Keep the pictures out and restate every record exactly.

Entries with figure data
╭──

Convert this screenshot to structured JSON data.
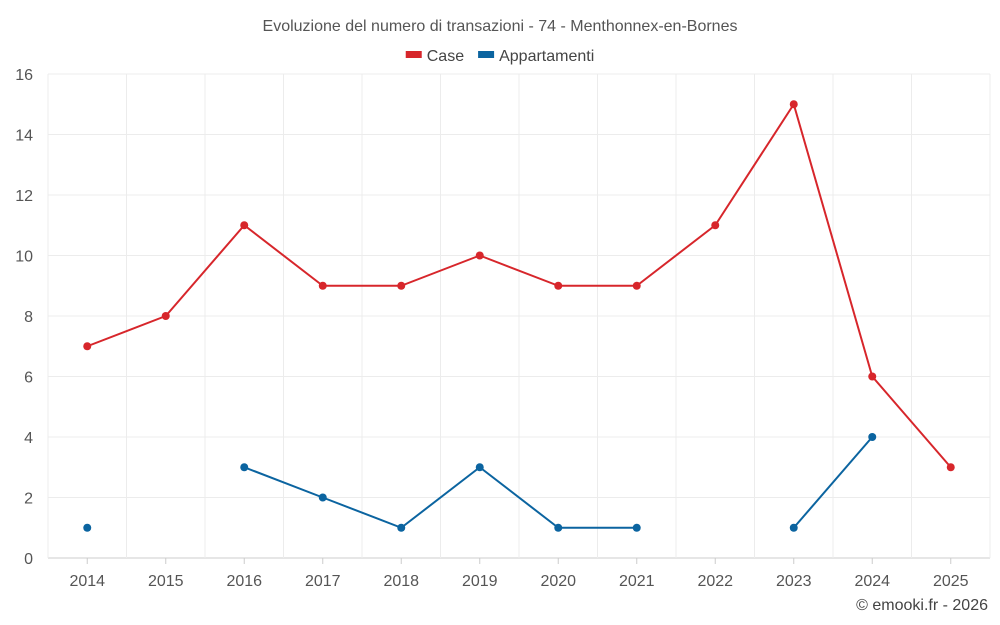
{
  "chart_data": {
    "type": "line",
    "title": "Evoluzione del numero di transazioni - 74 - Menthonnex-en-Bornes",
    "categories": [
      "2014",
      "2015",
      "2016",
      "2017",
      "2018",
      "2019",
      "2020",
      "2021",
      "2022",
      "2023",
      "2024",
      "2025"
    ],
    "series": [
      {
        "name": "Case",
        "color": "#d7262b",
        "values": [
          7,
          8,
          11,
          9,
          9,
          10,
          9,
          9,
          11,
          15,
          6,
          3
        ]
      },
      {
        "name": "Appartamenti",
        "color": "#0b64a0",
        "values": [
          1,
          null,
          3,
          2,
          1,
          3,
          1,
          1,
          null,
          1,
          4,
          null
        ]
      }
    ],
    "ylim": [
      0,
      16
    ],
    "yticks": [
      0,
      2,
      4,
      6,
      8,
      10,
      12,
      14,
      16
    ],
    "xlabel": "",
    "ylabel": "",
    "legend_position": "top-center",
    "grid": true
  },
  "credit": "© emooki.fr - 2026"
}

╰──

Response for this exercise
Convert this screenshot to structured JSON data.
{
  "chart_data": {
    "type": "line",
    "title": "Evoluzione del numero di transazioni - 74 - Menthonnex-en-Bornes",
    "categories": [
      "2014",
      "2015",
      "2016",
      "2017",
      "2018",
      "2019",
      "2020",
      "2021",
      "2022",
      "2023",
      "2024",
      "2025"
    ],
    "series": [
      {
        "name": "Case",
        "color": "#d7262b",
        "values": [
          7,
          8,
          11,
          9,
          9,
          10,
          9,
          9,
          11,
          15,
          6,
          3
        ]
      },
      {
        "name": "Appartamenti",
        "color": "#0b64a0",
        "values": [
          1,
          null,
          3,
          2,
          1,
          3,
          1,
          1,
          null,
          1,
          4,
          null
        ]
      }
    ],
    "ylim": [
      0,
      16
    ],
    "yticks": [
      0,
      2,
      4,
      6,
      8,
      10,
      12,
      14,
      16
    ],
    "xlabel": "",
    "ylabel": "",
    "legend_position": "top-center",
    "grid": true
  },
  "credit": "© emooki.fr - 2026"
}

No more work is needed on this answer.